**EXERCISE AIM:**
Below is a listing. Gather each line of it that contains "value".

Stored data

* begin *

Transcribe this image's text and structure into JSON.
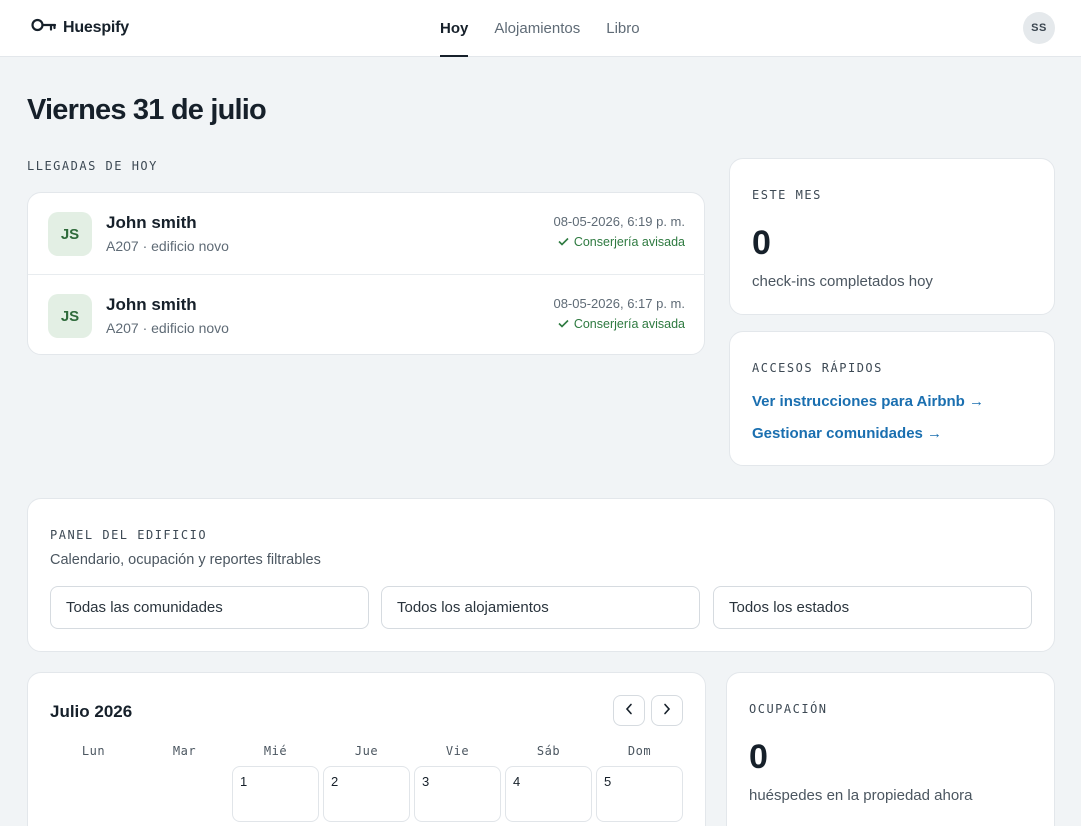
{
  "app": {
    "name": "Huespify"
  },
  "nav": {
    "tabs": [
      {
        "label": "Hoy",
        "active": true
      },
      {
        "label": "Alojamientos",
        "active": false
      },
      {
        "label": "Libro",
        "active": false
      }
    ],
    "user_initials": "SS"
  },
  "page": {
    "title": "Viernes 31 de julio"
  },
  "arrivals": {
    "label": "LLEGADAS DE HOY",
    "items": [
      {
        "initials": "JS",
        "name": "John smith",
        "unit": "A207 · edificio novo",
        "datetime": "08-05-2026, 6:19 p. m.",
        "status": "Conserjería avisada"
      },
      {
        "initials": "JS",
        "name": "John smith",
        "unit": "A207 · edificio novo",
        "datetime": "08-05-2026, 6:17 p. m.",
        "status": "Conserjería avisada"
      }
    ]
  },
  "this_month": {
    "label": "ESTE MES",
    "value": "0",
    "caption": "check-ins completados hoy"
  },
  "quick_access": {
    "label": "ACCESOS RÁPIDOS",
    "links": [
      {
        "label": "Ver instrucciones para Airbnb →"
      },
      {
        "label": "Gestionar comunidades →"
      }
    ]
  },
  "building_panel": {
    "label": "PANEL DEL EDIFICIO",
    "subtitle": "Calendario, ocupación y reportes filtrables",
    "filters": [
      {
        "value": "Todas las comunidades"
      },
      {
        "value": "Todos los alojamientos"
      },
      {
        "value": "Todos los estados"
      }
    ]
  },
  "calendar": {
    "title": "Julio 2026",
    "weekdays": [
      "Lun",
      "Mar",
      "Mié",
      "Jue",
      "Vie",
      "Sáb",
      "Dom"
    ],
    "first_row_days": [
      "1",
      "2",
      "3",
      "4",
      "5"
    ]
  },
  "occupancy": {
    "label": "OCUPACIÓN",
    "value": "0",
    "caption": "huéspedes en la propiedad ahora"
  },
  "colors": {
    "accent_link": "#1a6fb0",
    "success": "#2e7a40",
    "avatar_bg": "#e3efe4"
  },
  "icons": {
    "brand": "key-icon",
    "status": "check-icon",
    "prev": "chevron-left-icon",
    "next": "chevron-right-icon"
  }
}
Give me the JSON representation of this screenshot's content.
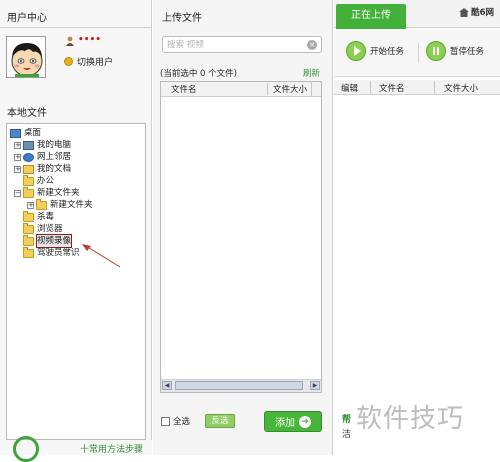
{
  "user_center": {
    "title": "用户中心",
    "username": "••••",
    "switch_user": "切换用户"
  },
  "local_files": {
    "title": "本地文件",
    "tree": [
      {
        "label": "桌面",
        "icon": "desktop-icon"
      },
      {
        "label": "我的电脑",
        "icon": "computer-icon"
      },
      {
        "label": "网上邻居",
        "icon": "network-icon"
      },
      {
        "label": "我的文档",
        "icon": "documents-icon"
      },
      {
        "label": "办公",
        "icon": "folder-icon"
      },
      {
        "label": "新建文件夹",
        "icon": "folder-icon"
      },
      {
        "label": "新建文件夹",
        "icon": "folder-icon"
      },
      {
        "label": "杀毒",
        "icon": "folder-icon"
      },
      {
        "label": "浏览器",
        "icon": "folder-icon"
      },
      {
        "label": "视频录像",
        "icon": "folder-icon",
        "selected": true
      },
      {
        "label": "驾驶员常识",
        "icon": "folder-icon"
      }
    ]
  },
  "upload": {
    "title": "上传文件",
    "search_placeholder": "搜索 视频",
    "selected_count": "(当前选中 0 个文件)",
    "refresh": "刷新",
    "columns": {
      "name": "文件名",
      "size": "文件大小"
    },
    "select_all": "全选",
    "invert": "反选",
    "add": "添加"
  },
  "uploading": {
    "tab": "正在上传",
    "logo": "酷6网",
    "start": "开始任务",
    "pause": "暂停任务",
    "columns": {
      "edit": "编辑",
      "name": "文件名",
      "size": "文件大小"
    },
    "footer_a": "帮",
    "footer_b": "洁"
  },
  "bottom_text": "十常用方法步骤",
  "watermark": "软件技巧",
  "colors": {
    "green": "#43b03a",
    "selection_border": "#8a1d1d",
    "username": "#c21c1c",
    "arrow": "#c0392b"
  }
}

* end *

**TASK SOLUTION:**
    "value": "0",
        "value": "Todas las comunidades"
        "value": "Todos los alojamientos"
        "value": "Todos los estados"
    "value": "0",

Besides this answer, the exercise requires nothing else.